▶ [PROBLEM STATEMENT] Scan the data below. Pull out each line where "место" occurs.

▶ [INFORMATION GIVEN]
BEGIN

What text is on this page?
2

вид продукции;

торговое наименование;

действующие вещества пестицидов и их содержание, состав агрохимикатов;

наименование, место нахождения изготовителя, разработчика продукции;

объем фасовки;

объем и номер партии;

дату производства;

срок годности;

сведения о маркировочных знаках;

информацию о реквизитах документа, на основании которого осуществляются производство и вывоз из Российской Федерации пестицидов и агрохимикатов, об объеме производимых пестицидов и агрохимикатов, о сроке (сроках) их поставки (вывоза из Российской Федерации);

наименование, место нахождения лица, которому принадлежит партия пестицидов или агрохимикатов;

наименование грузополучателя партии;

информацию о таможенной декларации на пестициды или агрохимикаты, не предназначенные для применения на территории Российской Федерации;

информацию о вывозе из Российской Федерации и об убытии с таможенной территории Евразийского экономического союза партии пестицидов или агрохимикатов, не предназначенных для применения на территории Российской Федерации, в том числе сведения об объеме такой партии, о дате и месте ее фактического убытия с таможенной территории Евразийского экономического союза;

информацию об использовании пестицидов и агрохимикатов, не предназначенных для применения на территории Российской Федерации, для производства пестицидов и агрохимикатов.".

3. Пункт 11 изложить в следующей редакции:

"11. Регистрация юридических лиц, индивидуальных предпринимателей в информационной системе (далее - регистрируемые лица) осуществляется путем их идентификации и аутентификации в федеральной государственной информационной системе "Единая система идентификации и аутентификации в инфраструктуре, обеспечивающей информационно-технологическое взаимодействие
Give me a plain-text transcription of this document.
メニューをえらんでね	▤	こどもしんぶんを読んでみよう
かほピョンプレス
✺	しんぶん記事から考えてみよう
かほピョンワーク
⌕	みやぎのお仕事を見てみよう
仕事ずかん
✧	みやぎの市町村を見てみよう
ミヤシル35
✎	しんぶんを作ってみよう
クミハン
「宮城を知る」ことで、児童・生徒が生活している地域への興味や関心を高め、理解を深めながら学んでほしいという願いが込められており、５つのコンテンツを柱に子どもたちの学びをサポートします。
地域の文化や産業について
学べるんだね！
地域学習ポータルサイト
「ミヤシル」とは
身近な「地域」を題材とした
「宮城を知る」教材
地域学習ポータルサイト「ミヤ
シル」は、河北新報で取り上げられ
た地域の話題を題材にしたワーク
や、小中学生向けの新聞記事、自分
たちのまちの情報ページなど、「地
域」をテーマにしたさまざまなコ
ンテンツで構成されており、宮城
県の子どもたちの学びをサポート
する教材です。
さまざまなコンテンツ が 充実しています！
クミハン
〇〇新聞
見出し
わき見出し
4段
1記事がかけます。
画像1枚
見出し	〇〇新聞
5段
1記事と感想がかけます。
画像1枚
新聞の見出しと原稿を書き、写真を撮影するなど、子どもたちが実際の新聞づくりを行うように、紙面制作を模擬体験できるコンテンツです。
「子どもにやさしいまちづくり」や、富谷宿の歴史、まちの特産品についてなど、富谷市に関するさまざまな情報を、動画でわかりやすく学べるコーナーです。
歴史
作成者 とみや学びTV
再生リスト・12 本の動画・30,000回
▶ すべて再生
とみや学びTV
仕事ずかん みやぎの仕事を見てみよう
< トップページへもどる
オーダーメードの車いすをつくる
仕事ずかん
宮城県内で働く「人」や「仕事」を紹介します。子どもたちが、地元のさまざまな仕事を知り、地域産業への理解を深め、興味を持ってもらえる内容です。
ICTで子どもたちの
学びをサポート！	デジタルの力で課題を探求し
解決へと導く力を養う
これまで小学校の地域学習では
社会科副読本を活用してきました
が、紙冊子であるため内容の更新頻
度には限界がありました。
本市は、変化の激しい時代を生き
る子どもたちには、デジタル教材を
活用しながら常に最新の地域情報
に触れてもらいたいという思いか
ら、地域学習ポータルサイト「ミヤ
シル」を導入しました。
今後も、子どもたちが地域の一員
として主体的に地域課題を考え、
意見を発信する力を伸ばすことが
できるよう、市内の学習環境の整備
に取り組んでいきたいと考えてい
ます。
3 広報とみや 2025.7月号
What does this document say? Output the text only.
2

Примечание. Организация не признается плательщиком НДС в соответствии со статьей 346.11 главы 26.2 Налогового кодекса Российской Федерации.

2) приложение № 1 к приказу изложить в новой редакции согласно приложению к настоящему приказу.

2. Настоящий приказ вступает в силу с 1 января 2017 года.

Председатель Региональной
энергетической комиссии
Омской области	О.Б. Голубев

END

▶ [RESULT OF THIS TASK]
наименование, место нахождения изготовителя, разработчика продукции;
наименование, место нахождения лица, которому принадлежит партия пестицидов или агрохимикатов;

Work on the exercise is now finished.